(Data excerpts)
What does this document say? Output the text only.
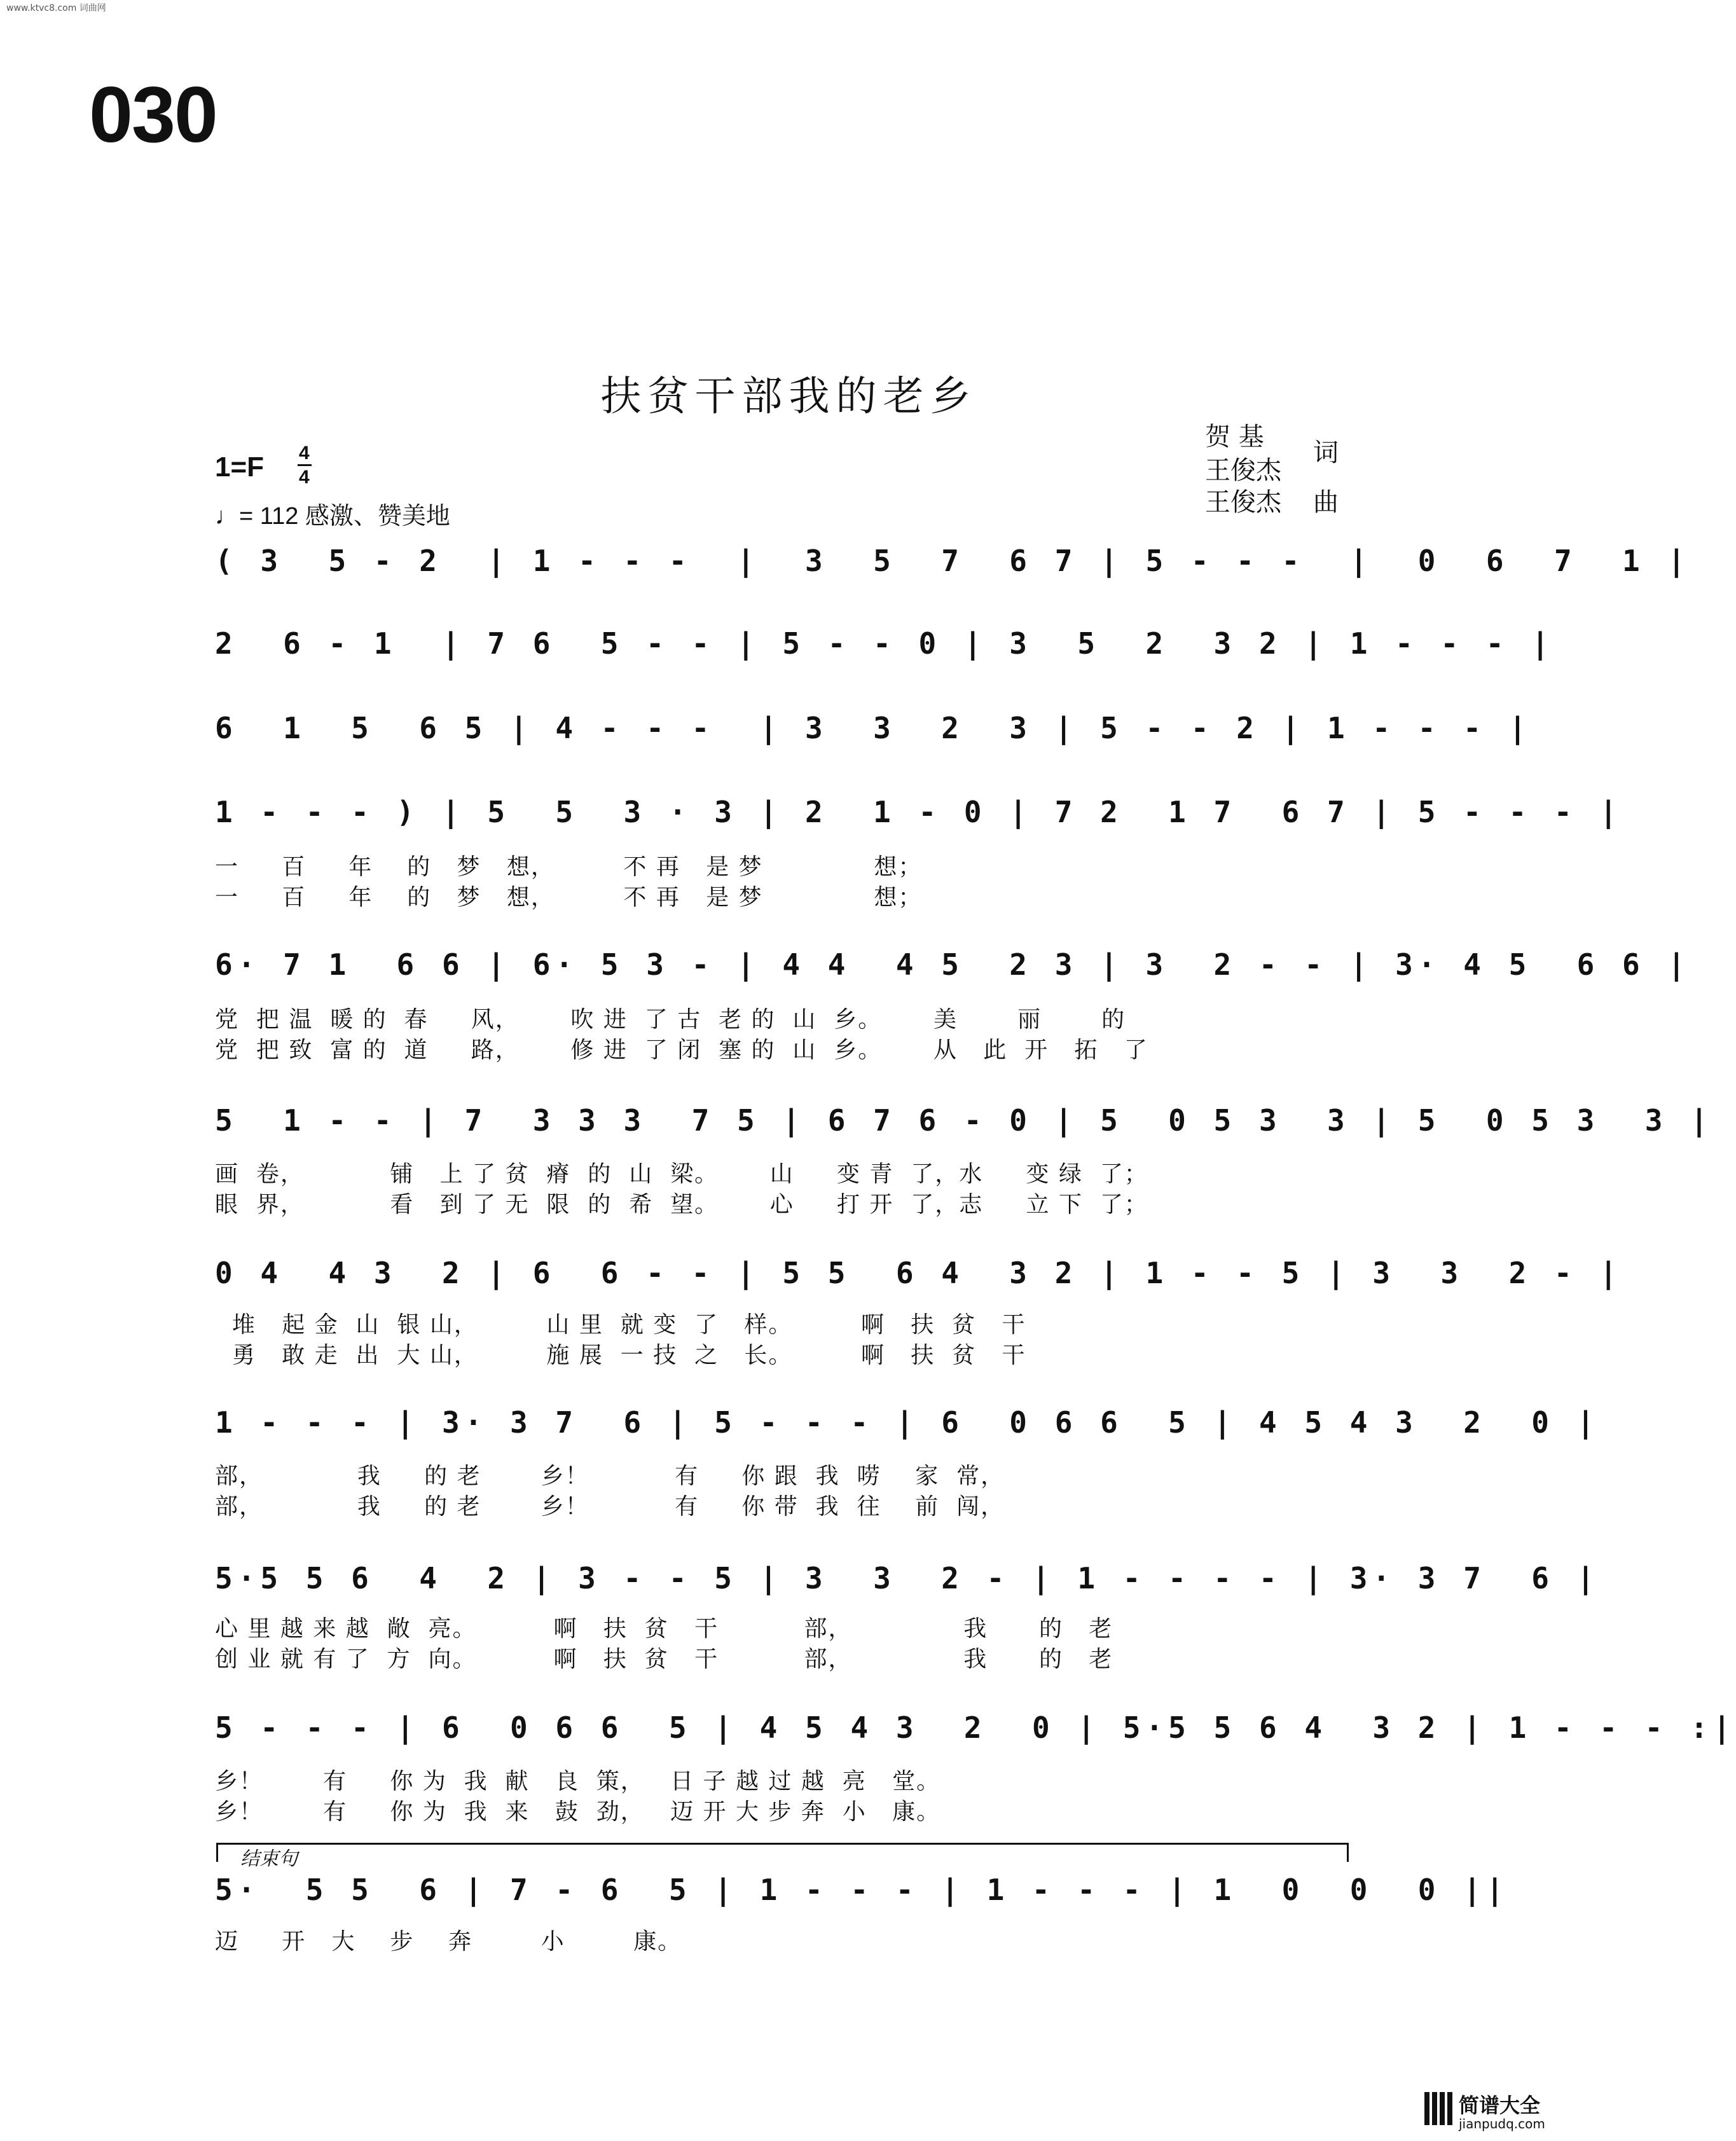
www.ktvc8.com 词曲网
030
扶贫干部我的老乡
贺 基
王俊杰
词
王俊杰 曲
1=F 4
4
♩= 112 感激、赞美地
( 3  5 - 2  | 1 - - -  |  3  5  7  6 7 | 5 - - -  |  0  6  7  1 |
2  6 - 1  | 7 6  5 - - | 5 - - 0 | 3  5  2  3 2 | 1 - - - |
6  1  5  6 5 | 4 - - -  | 3  3  2  3 | 5 - - 2 | 1 - - - |
1 - - - ) | 5  5  3 · 3 | 2  1 - 0 | 7 2  1 7  6 7 | 5 - - - |
一     百     年    的   梦   想，        不 再   是 梦             想；
一     百     年    的   梦   想，        不 再   是 梦             想；
6· 7 1  6 6 | 6· 5 3 - | 4 4  4 5  2 3 | 3  2 - - | 3· 4 5  6 6 |
党  把 温  暖 的  春     风，      吹 进  了 古  老 的  山  乡。      美       丽       的
党  把 致  富 的  道     路，      修 进  了 闭  塞 的  山  乡。      从   此  开   拓   了
5  1 - - | 7  3 3 3  7 5 | 6 7 6 - 0 | 5  0 5 3  3 | 5  0 5 3  3 |
画  卷，          铺   上 了 贫  瘠  的  山  梁。      山     变 青  了，水     变 绿  了；
眼  界，          看   到 了 无  限  的  希  望。      心     打 开  了，志     立 下  了；
0 4  4 3  2 | 6  6 - - | 5 5  6 4  3 2 | 1 - - 5 | 3  3  2 - |
堆   起 金  山  银 山，        山 里  就 变  了   样。        啊   扶  贫   干
勇   敢 走  出  大 山，        施 展  一 技  之   长。        啊   扶  贫   干
1 - - - | 3· 3 7  6 | 5 - - - | 6  0 6 6  5 | 4 5 4 3  2  0 |
部，           我     的 老       乡！          有     你 跟  我  唠    家  常，
部，           我     的 老       乡！          有     你 带  我  往    前  闯，
5·5 5 6  4  2 | 3 - - 5 | 3  3  2 - | 1 - - - - | 3· 3 7  6 |
心 里 越 来 越  敞  亮。         啊   扶  贫   干          部，             我      的   老
创 业 就 有 了  方  向。         啊   扶  贫   干          部，             我      的   老
5 - - - | 6  0 6 6  5 | 4 5 4 3  2  0 | 5·5 5 6 4  3 2 | 1 - - - :|
乡！       有     你 为  我  献   良  策，   日 子 越 过 越  亮   堂。
乡！       有     你 为  我  来   鼓  劲，   迈 开 大 步 奔  小   康。
结束句
5·  5 5  6 | 7 - 6  5 | 1 - - - | 1 - - - | 1  0  0  0 ||
迈     开   大    步    奔        小        康。
简谱大全
jianpudq.com
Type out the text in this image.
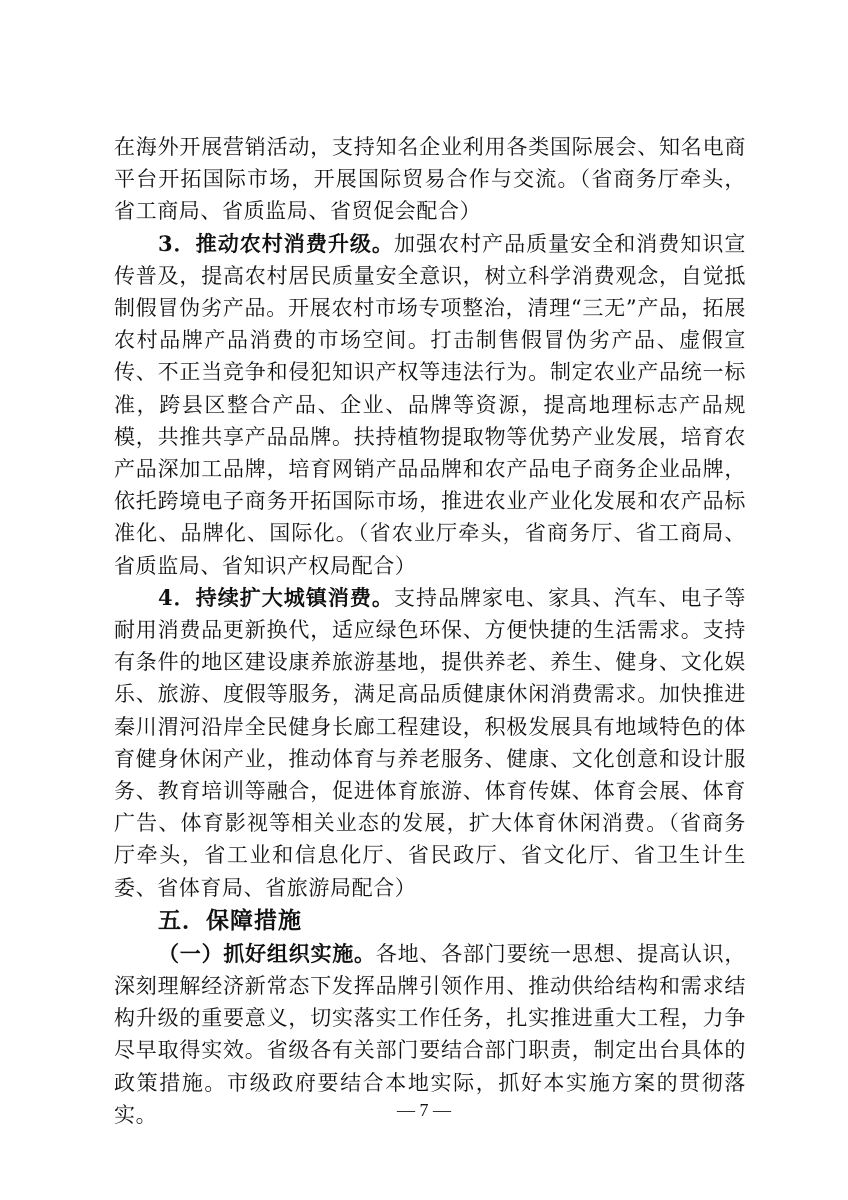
在海外开展营销活动，支持知名企业利用各类国际展会、知名电商平台开拓国际市场，开展国际贸易合作与交流。（省商务厅牵头，省工商局、省质监局、省贸促会配合）

3．推动农村消费升级。加强农村产品质量安全和消费知识宣传普及，提高农村居民质量安全意识，树立科学消费观念，自觉抵制假冒伪劣产品。开展农村市场专项整治，清理“三无”产品，拓展农村品牌产品消费的市场空间。打击制售假冒伪劣产品、虚假宣传、不正当竞争和侵犯知识产权等违法行为。制定农业产品统一标准，跨县区整合产品、企业、品牌等资源，提高地理标志产品规模，共推共享产品品牌。扶持植物提取物等优势产业发展，培育农产品深加工品牌，培育网销产品品牌和农产品电子商务企业品牌，依托跨境电子商务开拓国际市场，推进农业产业化发展和农产品标准化、品牌化、国际化。（省农业厅牵头，省商务厅、省工商局、省质监局、省知识产权局配合）

4．持续扩大城镇消费。支持品牌家电、家具、汽车、电子等耐用消费品更新换代，适应绿色环保、方便快捷的生活需求。支持有条件的地区建设康养旅游基地，提供养老、养生、健身、文化娱乐、旅游、度假等服务，满足高品质健康休闲消费需求。加快推进秦川渭河沿岸全民健身长廊工程建设，积极发展具有地域特色的体育健身休闲产业，推动体育与养老服务、健康、文化创意和设计服务、教育培训等融合，促进体育旅游、体育传媒、体育会展、体育广告、体育影视等相关业态的发展，扩大体育休闲消费。（省商务厅牵头，省工业和信息化厅、省民政厅、省文化厅、省卫生计生委、省体育局、省旅游局配合）

五．保障措施

（一）抓好组织实施。各地、各部门要统一思想、提高认识，深刻理解经济新常态下发挥品牌引领作用、推动供给结构和需求结构升级的重要意义，切实落实工作任务，扎实推进重大工程，力争尽早取得实效。省级各有关部门要结合部门职责，制定出台具体的政策措施。市级政府要结合本地实际，抓好本实施方案的贯彻落实。	— 7 —
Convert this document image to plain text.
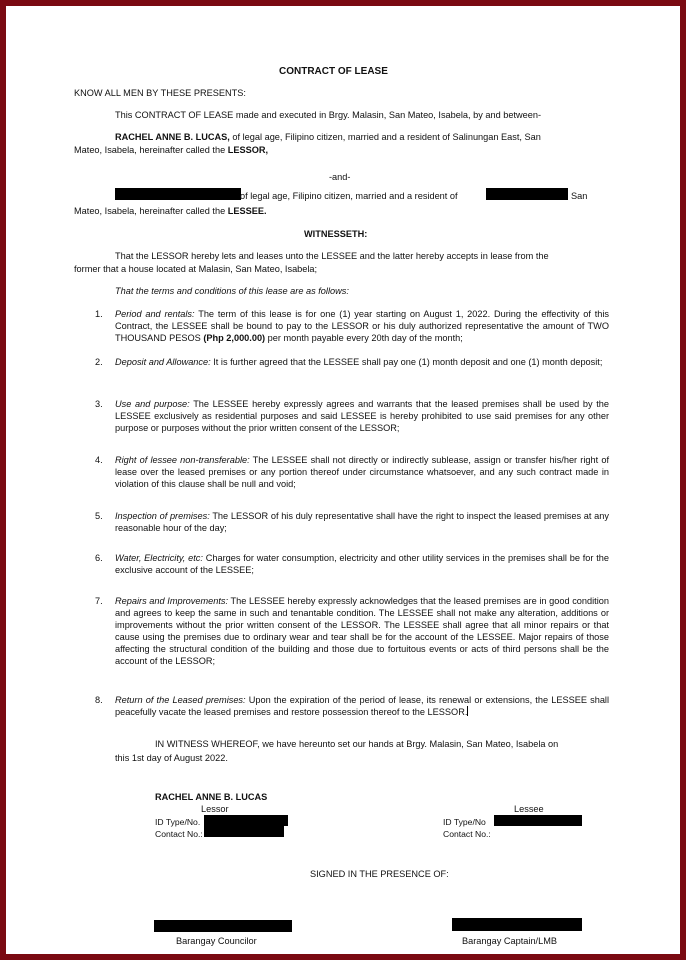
CONTRACT OF LEASE
KNOW ALL MEN BY THESE PRESENTS:
This CONTRACT OF LEASE made and executed in Brgy. Malasin, San Mateo, Isabela, by and between-
RACHEL ANNE B. LUCAS, of legal age, Filipino citizen, married and a resident of Salinungan East, San
Mateo, Isabela, hereinafter called the LESSOR,
-and-
of legal age, Filipino citizen, married and a resident of	San
Mateo, Isabela, hereinafter called the LESSEE.
WITNESSETH:
That the LESSOR hereby lets and leases unto the LESSEE and the latter hereby accepts in lease from the
former that a house located at Malasin, San Mateo, Isabela;
That the terms and conditions of this lease are as follows:
1. Period and rentals: The term of this lease is for one (1) year starting on August 1, 2022. During the effectivity of this Contract, the LESSEE shall be bound to pay to the LESSOR or his duly authorized representative the amount of TWO THOUSAND PESOS (Php 2,000.00) per month payable every 20th day of the month;
2. Deposit and Allowance: It is further agreed that the LESSEE shall pay one (1) month deposit and one (1) month deposit;
3. Use and purpose: The LESSEE hereby expressly agrees and warrants that the leased premises shall be used by the LESSEE exclusively as residential purposes and said LESSEE is hereby prohibited to use said premises for any other purpose or purposes without the prior written consent of the LESSOR;
4. Right of lessee non-transferable: The LESSEE shall not directly or indirectly sublease, assign or transfer his/her right of lease over the leased premises or any portion thereof under circumstance whatsoever, and any such contract made in violation of this clause shall be null and void;
5. Inspection of premises: The LESSOR of his duly representative shall have the right to inspect the leased premises at any reasonable hour of the day;
6. Water, Electricity, etc: Charges for water consumption, electricity and other utility services in the premises shall be for the exclusive account of the LESSEE;
7. Repairs and Improvements: The LESSEE hereby expressly acknowledges that the leased premises are in good condition and agrees to keep the same in such and tenantable condition. The LESSEE shall not make any alteration, additions or improvements without the prior written consent of the LESSOR. The LESSEE shall agree that all minor repairs or that cause using the premises due to ordinary wear and tear shall be for the account of the LESSEE. Major repairs of those affecting the structural condition of the building and those due to fortuitous events or acts of third persons shall be the account of the LESSOR;
8. Return of the Leased premises: Upon the expiration of the period of lease, its renewal or extensions, the LESSEE shall peacefully vacate the leased premises and restore possession thereof to the LESSOR.
IN WITNESS WHEREOF, we have hereunto set our hands at Brgy. Malasin, San Mateo, Isabela on
this 1st day of August 2022.
RACHEL ANNE B. LUCAS
Lessor
ID Type/No.
Contact No.:
Lessee
ID Type/No
Contact No.:
SIGNED IN THE PRESENCE OF:
Barangay Councilor	Barangay Captain/LMB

**What needs to be done:**
Look through the records and gather every line containing "called".

**Answer to the task:**
Mateo, Isabela, hereinafter called the LESSOR,
Mateo, Isabela, hereinafter called the LESSEE.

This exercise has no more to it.